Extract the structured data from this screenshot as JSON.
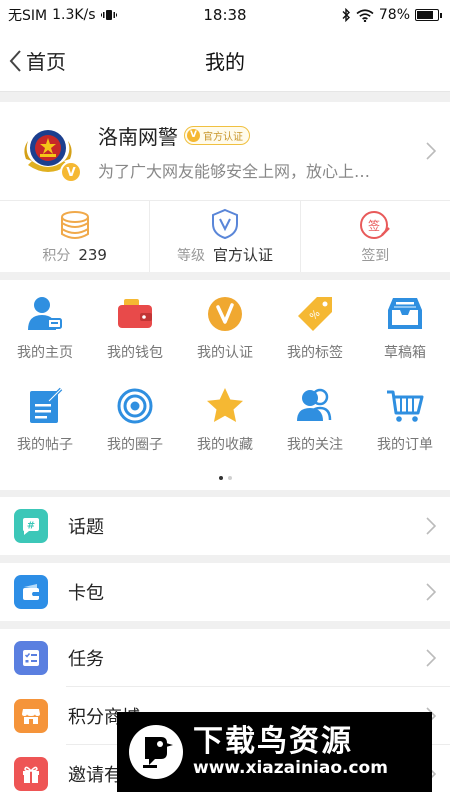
{
  "status_bar": {
    "carrier": "无SIM",
    "speed": "1.3K/s",
    "time": "18:38",
    "battery": "78%",
    "battery_level": 0.78
  },
  "nav": {
    "back_label": "首页",
    "title": "我的"
  },
  "profile": {
    "name": "洛南网警",
    "badge": "官方认证",
    "description": "为了广大网友能够安全上网，放心上…"
  },
  "stats": [
    {
      "label": "积分",
      "value": "239",
      "icon": "coins-icon"
    },
    {
      "label": "等级",
      "value": "官方认证",
      "icon": "shield-v-icon"
    },
    {
      "label": "签到",
      "value": "",
      "icon": "sign-in-icon"
    }
  ],
  "grid": [
    {
      "label": "我的主页",
      "icon": "user-page-icon"
    },
    {
      "label": "我的钱包",
      "icon": "wallet-icon"
    },
    {
      "label": "我的认证",
      "icon": "verify-icon"
    },
    {
      "label": "我的标签",
      "icon": "tag-icon"
    },
    {
      "label": "草稿箱",
      "icon": "draft-box-icon"
    },
    {
      "label": "我的帖子",
      "icon": "post-icon"
    },
    {
      "label": "我的圈子",
      "icon": "circle-icon"
    },
    {
      "label": "我的收藏",
      "icon": "star-icon"
    },
    {
      "label": "我的关注",
      "icon": "follow-icon"
    },
    {
      "label": "我的订单",
      "icon": "cart-icon"
    }
  ],
  "menu": [
    {
      "label": "话题",
      "icon": "topic-icon",
      "color": "#3cc7b8"
    },
    {
      "label": "卡包",
      "icon": "card-icon",
      "color": "#2d8ee6"
    },
    {
      "label": "任务",
      "icon": "task-icon",
      "color": "#5a7fe0"
    },
    {
      "label": "积分商城",
      "icon": "store-icon",
      "color": "#f5943a"
    },
    {
      "label": "邀请有礼",
      "icon": "gift-icon",
      "color": "#ee5555"
    }
  ],
  "watermark": {
    "title": "下载鸟资源",
    "url": "www.xiazainiao.com"
  },
  "colors": {
    "accent_blue": "#2f8fe0",
    "accent_orange": "#f5b833",
    "menu_teal": "#3cc7b8"
  }
}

* * *

◆ WRITTEN EXERCISE ◆
Copy every line above word for word and exclude the pictures.

◆ TASK ANSWER ◆
Extract the structured data from this screenshot as JSON.
{
  "status_bar": {
    "carrier": "无SIM",
    "speed": "1.3K/s",
    "time": "18:38",
    "battery": "78%",
    "battery_level": 0.78
  },
  "nav": {
    "back_label": "首页",
    "title": "我的"
  },
  "profile": {
    "name": "洛南网警",
    "badge": "官方认证",
    "description": "为了广大网友能够安全上网，放心上…"
  },
  "stats": [
    {
      "label": "积分",
      "value": "239",
      "icon": "coins-icon"
    },
    {
      "label": "等级",
      "value": "官方认证",
      "icon": "shield-v-icon"
    },
    {
      "label": "签到",
      "value": "",
      "icon": "sign-in-icon"
    }
  ],
  "grid": [
    {
      "label": "我的主页",
      "icon": "user-page-icon"
    },
    {
      "label": "我的钱包",
      "icon": "wallet-icon"
    },
    {
      "label": "我的认证",
      "icon": "verify-icon"
    },
    {
      "label": "我的标签",
      "icon": "tag-icon"
    },
    {
      "label": "草稿箱",
      "icon": "draft-box-icon"
    },
    {
      "label": "我的帖子",
      "icon": "post-icon"
    },
    {
      "label": "我的圈子",
      "icon": "circle-icon"
    },
    {
      "label": "我的收藏",
      "icon": "star-icon"
    },
    {
      "label": "我的关注",
      "icon": "follow-icon"
    },
    {
      "label": "我的订单",
      "icon": "cart-icon"
    }
  ],
  "menu": [
    {
      "label": "话题",
      "icon": "topic-icon",
      "color": "#3cc7b8"
    },
    {
      "label": "卡包",
      "icon": "card-icon",
      "color": "#2d8ee6"
    },
    {
      "label": "任务",
      "icon": "task-icon",
      "color": "#5a7fe0"
    },
    {
      "label": "积分商城",
      "icon": "store-icon",
      "color": "#f5943a"
    },
    {
      "label": "邀请有礼",
      "icon": "gift-icon",
      "color": "#ee5555"
    }
  ],
  "watermark": {
    "title": "下载鸟资源",
    "url": "www.xiazainiao.com"
  },
  "colors": {
    "accent_blue": "#2f8fe0",
    "accent_orange": "#f5b833",
    "menu_teal": "#3cc7b8"
  }
}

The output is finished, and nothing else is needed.